_Work to complete_
Transcribe the entries below exactly.

──────── Material ────────

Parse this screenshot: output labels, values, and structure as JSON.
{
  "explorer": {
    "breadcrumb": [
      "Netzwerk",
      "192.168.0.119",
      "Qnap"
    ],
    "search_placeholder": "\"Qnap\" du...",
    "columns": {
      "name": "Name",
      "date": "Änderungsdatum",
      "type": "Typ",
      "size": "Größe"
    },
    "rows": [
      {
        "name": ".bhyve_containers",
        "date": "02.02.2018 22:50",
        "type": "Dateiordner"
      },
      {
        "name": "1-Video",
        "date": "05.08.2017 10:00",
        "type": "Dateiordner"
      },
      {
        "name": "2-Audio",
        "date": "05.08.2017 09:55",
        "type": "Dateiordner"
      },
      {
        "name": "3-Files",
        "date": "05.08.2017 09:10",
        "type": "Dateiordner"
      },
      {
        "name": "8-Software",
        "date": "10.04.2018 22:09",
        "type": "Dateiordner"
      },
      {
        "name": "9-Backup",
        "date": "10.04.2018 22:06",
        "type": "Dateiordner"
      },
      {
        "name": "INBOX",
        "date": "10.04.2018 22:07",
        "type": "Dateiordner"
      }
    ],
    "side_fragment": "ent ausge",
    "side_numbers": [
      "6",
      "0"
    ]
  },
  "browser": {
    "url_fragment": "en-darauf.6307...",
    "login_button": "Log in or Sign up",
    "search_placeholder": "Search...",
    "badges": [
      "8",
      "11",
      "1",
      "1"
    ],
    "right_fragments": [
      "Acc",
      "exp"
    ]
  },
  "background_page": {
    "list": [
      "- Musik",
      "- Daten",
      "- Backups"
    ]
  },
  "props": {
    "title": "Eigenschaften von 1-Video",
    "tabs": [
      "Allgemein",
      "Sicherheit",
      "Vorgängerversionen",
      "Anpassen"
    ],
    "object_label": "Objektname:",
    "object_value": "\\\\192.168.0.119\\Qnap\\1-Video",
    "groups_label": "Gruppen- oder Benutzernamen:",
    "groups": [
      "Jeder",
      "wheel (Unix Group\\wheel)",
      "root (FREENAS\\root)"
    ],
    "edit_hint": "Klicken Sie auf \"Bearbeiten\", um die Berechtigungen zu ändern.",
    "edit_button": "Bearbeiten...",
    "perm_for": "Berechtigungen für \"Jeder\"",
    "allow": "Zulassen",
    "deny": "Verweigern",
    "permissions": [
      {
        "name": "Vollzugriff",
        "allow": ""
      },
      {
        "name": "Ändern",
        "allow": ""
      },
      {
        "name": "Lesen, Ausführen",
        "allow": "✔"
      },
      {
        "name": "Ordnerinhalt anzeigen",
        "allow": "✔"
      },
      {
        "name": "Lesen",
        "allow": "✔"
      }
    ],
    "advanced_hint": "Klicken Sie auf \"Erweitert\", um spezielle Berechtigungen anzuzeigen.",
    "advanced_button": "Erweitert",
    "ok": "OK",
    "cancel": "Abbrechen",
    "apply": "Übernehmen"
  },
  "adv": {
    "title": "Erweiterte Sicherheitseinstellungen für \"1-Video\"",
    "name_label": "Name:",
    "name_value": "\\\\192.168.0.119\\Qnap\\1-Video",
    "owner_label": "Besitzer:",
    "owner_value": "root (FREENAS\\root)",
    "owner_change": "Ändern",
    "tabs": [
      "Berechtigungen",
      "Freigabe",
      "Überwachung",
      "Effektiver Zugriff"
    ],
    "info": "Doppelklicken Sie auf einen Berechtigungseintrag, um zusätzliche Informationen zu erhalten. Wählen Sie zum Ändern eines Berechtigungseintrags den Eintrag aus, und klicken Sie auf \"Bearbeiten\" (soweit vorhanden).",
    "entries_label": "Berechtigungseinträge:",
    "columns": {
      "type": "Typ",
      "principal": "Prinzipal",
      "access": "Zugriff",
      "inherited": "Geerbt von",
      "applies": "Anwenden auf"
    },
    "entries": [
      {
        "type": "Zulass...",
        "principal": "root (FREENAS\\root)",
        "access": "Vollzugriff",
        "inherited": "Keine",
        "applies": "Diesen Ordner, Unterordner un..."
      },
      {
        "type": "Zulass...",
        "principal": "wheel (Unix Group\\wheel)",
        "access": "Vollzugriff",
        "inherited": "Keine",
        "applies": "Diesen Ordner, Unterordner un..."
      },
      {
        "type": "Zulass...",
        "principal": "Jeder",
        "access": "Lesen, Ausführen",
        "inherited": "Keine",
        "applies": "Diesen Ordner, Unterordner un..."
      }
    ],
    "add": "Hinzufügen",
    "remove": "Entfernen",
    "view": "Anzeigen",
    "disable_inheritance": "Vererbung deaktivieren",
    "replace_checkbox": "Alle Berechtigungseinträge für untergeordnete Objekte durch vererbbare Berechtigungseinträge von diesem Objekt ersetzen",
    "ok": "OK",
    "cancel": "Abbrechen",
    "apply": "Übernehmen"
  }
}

────────

_In response_
Parse this screenshot: output labels, values, and structure as JSON.
{
  "explorer": {
    "breadcrumb": [
      "Netzwerk",
      "192.168.0.119",
      "Qnap"
    ],
    "search_placeholder": "\"Qnap\" du...",
    "columns": {
      "name": "Name",
      "date": "Änderungsdatum",
      "type": "Typ",
      "size": "Größe"
    },
    "rows": [
      {
        "name": ".bhyve_containers",
        "date": "02.02.2018 22:50",
        "type": "Dateiordner"
      },
      {
        "name": "1-Video",
        "date": "05.08.2017 10:00",
        "type": "Dateiordner"
      },
      {
        "name": "2-Audio",
        "date": "05.08.2017 09:55",
        "type": "Dateiordner"
      },
      {
        "name": "3-Files",
        "date": "05.08.2017 09:10",
        "type": "Dateiordner"
      },
      {
        "name": "8-Software",
        "date": "10.04.2018 22:09",
        "type": "Dateiordner"
      },
      {
        "name": "9-Backup",
        "date": "10.04.2018 22:06",
        "type": "Dateiordner"
      },
      {
        "name": "INBOX",
        "date": "10.04.2018 22:07",
        "type": "Dateiordner"
      }
    ],
    "side_fragment": "ent ausge",
    "side_numbers": [
      "6",
      "0"
    ]
  },
  "browser": {
    "url_fragment": "en-darauf.6307...",
    "login_button": "Log in or Sign up",
    "search_placeholder": "Search...",
    "badges": [
      "8",
      "11",
      "1",
      "1"
    ],
    "right_fragments": [
      "Acc",
      "exp"
    ]
  },
  "background_page": {
    "list": [
      "- Musik",
      "- Daten",
      "- Backups"
    ]
  },
  "props": {
    "title": "Eigenschaften von 1-Video",
    "tabs": [
      "Allgemein",
      "Sicherheit",
      "Vorgängerversionen",
      "Anpassen"
    ],
    "object_label": "Objektname:",
    "object_value": "\\\\192.168.0.119\\Qnap\\1-Video",
    "groups_label": "Gruppen- oder Benutzernamen:",
    "groups": [
      "Jeder",
      "wheel (Unix Group\\wheel)",
      "root (FREENAS\\root)"
    ],
    "edit_hint": "Klicken Sie auf \"Bearbeiten\", um die Berechtigungen zu ändern.",
    "edit_button": "Bearbeiten...",
    "perm_for": "Berechtigungen für \"Jeder\"",
    "allow": "Zulassen",
    "deny": "Verweigern",
    "permissions": [
      {
        "name": "Vollzugriff",
        "allow": ""
      },
      {
        "name": "Ändern",
        "allow": ""
      },
      {
        "name": "Lesen, Ausführen",
        "allow": "✔"
      },
      {
        "name": "Ordnerinhalt anzeigen",
        "allow": "✔"
      },
      {
        "name": "Lesen",
        "allow": "✔"
      }
    ],
    "advanced_hint": "Klicken Sie auf \"Erweitert\", um spezielle Berechtigungen anzuzeigen.",
    "advanced_button": "Erweitert",
    "ok": "OK",
    "cancel": "Abbrechen",
    "apply": "Übernehmen"
  },
  "adv": {
    "title": "Erweiterte Sicherheitseinstellungen für \"1-Video\"",
    "name_label": "Name:",
    "name_value": "\\\\192.168.0.119\\Qnap\\1-Video",
    "owner_label": "Besitzer:",
    "owner_value": "root (FREENAS\\root)",
    "owner_change": "Ändern",
    "tabs": [
      "Berechtigungen",
      "Freigabe",
      "Überwachung",
      "Effektiver Zugriff"
    ],
    "info": "Doppelklicken Sie auf einen Berechtigungseintrag, um zusätzliche Informationen zu erhalten. Wählen Sie zum Ändern eines Berechtigungseintrags den Eintrag aus, und klicken Sie auf \"Bearbeiten\" (soweit vorhanden).",
    "entries_label": "Berechtigungseinträge:",
    "columns": {
      "type": "Typ",
      "principal": "Prinzipal",
      "access": "Zugriff",
      "inherited": "Geerbt von",
      "applies": "Anwenden auf"
    },
    "entries": [
      {
        "type": "Zulass...",
        "principal": "root (FREENAS\\root)",
        "access": "Vollzugriff",
        "inherited": "Keine",
        "applies": "Diesen Ordner, Unterordner un..."
      },
      {
        "type": "Zulass...",
        "principal": "wheel (Unix Group\\wheel)",
        "access": "Vollzugriff",
        "inherited": "Keine",
        "applies": "Diesen Ordner, Unterordner un..."
      },
      {
        "type": "Zulass...",
        "principal": "Jeder",
        "access": "Lesen, Ausführen",
        "inherited": "Keine",
        "applies": "Diesen Ordner, Unterordner un..."
      }
    ],
    "add": "Hinzufügen",
    "remove": "Entfernen",
    "view": "Anzeigen",
    "disable_inheritance": "Vererbung deaktivieren",
    "replace_checkbox": "Alle Berechtigungseinträge für untergeordnete Objekte durch vererbbare Berechtigungseinträge von diesem Objekt ersetzen",
    "ok": "OK",
    "cancel": "Abbrechen",
    "apply": "Übernehmen"
  }
}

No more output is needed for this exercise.